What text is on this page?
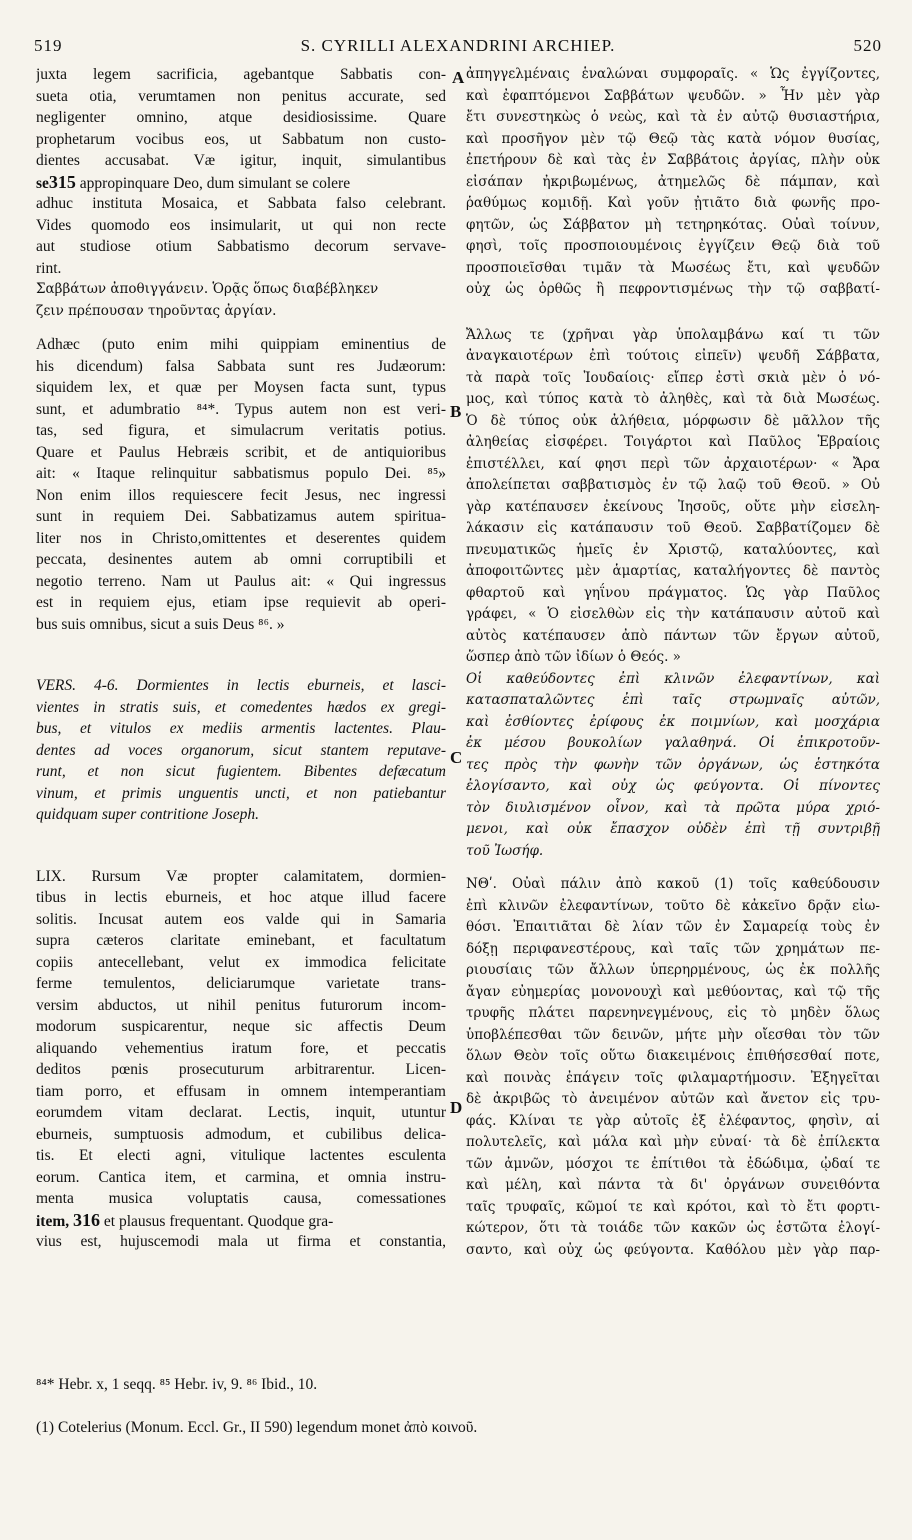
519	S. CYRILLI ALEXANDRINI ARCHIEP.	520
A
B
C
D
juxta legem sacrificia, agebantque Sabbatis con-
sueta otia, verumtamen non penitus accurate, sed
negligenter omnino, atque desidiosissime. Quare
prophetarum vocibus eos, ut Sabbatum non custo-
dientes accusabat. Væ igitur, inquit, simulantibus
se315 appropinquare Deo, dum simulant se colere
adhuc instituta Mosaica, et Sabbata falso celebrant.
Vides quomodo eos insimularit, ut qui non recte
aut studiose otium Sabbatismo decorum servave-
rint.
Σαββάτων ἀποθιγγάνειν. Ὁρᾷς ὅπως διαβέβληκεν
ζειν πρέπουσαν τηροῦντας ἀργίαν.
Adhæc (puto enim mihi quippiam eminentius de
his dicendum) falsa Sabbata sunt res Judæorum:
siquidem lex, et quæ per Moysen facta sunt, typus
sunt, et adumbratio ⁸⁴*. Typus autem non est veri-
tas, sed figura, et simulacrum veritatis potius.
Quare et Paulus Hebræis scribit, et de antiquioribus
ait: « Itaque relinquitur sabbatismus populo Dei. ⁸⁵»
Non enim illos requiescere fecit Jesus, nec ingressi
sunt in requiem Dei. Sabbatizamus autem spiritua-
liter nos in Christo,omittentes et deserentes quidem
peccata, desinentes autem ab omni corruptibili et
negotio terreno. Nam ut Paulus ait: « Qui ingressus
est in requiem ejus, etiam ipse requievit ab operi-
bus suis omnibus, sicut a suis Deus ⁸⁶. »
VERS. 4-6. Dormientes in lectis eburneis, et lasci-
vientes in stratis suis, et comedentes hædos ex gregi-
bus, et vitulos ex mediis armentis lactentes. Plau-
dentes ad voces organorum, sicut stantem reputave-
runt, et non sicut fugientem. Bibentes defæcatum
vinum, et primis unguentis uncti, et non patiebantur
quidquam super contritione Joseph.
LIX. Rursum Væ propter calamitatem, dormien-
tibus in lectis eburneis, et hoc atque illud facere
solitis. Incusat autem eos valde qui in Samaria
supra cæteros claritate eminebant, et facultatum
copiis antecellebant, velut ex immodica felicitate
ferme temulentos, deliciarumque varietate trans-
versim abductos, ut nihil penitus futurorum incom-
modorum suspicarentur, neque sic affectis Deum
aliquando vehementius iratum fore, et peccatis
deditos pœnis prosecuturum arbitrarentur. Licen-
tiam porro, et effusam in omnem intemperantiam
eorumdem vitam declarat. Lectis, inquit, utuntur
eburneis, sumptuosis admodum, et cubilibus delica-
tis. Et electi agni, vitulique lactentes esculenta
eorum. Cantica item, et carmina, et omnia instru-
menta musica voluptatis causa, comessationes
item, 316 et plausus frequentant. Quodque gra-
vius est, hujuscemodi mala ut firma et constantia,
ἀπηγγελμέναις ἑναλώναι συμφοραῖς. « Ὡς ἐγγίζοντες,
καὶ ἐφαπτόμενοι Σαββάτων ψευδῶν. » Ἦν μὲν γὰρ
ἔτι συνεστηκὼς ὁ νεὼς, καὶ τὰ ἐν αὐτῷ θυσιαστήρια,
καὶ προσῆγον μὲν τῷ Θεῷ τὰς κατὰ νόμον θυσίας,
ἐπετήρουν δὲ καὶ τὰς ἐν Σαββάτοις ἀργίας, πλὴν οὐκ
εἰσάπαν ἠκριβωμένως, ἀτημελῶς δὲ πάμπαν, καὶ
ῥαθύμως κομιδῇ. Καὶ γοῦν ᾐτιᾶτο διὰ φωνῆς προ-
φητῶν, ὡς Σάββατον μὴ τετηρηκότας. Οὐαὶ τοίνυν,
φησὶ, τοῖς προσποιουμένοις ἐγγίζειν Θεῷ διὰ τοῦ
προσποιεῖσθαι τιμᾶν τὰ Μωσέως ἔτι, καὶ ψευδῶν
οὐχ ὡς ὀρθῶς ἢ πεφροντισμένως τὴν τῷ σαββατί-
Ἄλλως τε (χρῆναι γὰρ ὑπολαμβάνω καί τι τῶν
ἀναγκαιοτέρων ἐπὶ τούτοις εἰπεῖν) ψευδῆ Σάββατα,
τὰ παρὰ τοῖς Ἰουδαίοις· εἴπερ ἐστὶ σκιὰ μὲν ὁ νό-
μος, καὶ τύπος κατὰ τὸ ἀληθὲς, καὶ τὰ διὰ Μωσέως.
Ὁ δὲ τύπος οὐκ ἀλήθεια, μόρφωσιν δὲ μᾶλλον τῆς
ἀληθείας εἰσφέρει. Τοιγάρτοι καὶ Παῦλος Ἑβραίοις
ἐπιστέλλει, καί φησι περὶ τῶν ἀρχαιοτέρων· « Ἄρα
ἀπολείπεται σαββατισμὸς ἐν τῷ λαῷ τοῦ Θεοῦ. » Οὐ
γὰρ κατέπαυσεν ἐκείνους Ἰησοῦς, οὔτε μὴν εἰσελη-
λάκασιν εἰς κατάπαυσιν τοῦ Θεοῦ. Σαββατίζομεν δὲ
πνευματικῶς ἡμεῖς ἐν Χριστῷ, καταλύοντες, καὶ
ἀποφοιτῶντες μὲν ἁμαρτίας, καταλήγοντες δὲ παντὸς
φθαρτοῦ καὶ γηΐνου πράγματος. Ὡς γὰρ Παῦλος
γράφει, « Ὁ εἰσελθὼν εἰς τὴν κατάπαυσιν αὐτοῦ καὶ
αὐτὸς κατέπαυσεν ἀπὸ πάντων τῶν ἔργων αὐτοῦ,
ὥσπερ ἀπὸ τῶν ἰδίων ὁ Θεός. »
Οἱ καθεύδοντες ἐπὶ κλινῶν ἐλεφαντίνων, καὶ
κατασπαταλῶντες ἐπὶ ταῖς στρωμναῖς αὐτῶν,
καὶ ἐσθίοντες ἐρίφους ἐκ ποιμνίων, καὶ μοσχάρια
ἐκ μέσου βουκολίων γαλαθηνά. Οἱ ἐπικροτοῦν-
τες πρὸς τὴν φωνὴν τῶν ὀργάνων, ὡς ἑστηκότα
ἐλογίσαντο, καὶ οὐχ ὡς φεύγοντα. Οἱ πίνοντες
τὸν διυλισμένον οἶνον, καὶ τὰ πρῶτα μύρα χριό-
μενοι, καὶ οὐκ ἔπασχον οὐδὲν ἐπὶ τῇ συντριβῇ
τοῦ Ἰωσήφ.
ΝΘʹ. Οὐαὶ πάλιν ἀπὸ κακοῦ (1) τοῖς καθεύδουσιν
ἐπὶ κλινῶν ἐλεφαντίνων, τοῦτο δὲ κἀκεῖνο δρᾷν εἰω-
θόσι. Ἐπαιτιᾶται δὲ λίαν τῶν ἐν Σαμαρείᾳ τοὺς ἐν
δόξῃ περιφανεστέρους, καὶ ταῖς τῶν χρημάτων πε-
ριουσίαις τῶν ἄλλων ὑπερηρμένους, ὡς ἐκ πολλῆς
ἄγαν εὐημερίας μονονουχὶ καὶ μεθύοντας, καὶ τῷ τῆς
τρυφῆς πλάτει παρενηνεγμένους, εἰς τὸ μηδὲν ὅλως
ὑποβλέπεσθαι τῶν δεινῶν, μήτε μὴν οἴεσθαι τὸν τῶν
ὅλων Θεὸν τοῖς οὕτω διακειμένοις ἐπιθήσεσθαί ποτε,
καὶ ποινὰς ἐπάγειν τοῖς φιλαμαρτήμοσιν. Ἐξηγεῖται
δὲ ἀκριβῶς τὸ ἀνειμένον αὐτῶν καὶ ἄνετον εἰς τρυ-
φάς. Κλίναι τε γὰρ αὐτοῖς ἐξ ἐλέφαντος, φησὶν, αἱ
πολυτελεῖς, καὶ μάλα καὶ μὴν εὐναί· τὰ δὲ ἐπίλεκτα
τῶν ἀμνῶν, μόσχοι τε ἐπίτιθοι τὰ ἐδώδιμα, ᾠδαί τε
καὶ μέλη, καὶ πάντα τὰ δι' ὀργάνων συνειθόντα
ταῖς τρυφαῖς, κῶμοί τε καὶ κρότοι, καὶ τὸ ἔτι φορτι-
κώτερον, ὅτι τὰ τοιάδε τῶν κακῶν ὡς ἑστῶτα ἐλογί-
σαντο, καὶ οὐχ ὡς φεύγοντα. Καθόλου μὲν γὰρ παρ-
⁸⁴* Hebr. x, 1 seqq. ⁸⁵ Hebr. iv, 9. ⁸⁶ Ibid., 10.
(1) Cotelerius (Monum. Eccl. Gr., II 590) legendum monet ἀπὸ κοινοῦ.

◇ ◇ ◇ ◇ ◇ ◇ ◇

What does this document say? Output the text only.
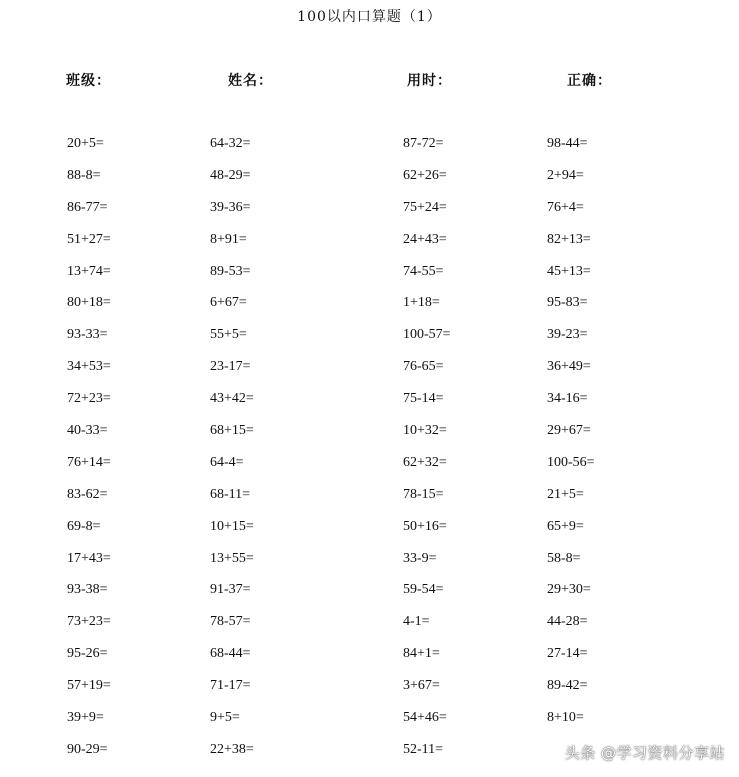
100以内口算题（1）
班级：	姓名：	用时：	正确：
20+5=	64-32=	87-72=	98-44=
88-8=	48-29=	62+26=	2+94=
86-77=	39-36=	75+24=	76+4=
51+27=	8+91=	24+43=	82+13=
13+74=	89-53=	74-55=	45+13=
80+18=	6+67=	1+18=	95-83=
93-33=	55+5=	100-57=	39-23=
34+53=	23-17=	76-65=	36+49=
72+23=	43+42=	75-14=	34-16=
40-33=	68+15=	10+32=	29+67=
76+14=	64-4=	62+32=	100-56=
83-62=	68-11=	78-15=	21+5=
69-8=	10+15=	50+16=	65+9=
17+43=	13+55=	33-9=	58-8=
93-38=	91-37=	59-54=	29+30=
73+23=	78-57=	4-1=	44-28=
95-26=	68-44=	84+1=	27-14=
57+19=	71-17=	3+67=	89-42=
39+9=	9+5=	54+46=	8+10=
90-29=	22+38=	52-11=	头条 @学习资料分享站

◇ ◇ ◇ ◇ ◇ ◇ ◇

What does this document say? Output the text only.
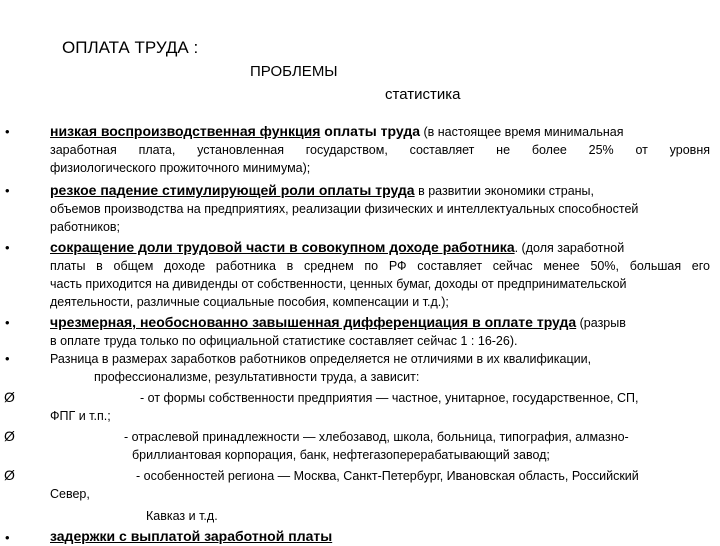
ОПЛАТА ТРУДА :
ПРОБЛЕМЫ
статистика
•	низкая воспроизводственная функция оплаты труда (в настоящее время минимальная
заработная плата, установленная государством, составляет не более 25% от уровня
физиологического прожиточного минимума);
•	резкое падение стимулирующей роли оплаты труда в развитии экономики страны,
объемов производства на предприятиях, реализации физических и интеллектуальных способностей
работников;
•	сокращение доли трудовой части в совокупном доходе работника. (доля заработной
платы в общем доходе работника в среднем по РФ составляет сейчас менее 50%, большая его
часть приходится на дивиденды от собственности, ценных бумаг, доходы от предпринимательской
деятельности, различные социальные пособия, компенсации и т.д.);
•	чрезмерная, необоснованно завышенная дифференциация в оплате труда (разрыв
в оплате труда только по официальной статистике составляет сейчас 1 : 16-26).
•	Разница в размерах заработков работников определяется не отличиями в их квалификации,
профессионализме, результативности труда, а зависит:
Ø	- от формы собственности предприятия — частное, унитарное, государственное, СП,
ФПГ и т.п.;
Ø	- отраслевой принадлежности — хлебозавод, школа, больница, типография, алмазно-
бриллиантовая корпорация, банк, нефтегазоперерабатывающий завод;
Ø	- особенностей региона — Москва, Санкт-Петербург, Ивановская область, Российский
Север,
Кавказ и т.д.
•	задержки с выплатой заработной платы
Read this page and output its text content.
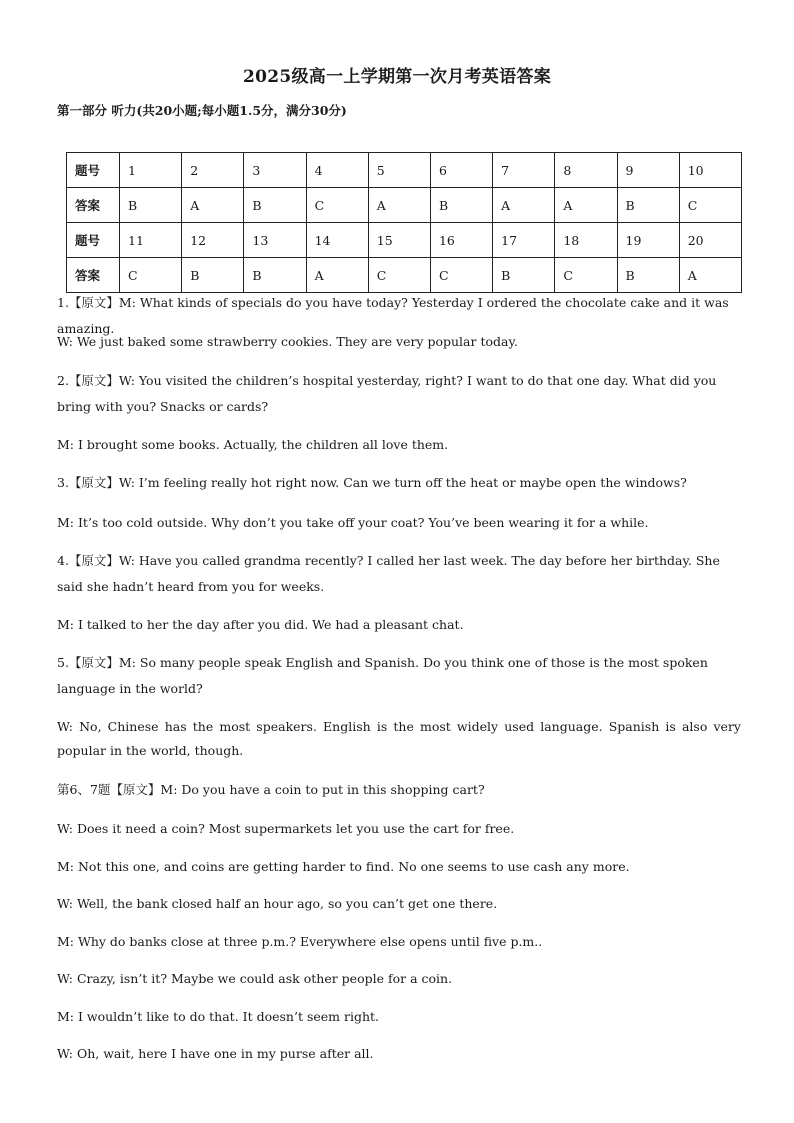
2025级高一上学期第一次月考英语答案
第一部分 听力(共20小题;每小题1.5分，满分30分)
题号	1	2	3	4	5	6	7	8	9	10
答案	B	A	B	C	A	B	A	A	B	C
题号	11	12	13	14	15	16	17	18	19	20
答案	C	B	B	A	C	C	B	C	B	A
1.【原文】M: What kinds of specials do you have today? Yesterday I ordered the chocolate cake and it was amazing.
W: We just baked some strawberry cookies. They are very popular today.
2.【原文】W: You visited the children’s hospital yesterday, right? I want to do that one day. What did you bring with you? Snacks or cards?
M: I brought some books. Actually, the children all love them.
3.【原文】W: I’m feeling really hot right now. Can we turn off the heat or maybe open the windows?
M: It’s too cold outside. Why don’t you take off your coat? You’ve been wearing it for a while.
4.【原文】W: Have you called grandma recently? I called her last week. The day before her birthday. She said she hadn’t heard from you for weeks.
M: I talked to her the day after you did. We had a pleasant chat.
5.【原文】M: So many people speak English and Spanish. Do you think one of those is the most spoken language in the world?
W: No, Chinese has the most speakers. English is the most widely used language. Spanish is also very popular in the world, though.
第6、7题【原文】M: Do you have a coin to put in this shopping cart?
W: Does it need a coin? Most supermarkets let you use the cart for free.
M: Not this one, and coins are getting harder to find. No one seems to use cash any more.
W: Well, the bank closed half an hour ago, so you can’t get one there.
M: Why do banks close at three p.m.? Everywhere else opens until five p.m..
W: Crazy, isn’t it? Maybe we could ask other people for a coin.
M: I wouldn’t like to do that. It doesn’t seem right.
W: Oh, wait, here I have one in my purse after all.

◇ ◇ ◇ ◇ ◇ ◇ ◇

[Exercise prompt]: Scan the listing above. Collect all lines with the word "text".

[Solution for this exercise]:
What text is on this page?
What does this document say? Output the text only.
What does this document say? Output the text only.
Read this page and output its text content.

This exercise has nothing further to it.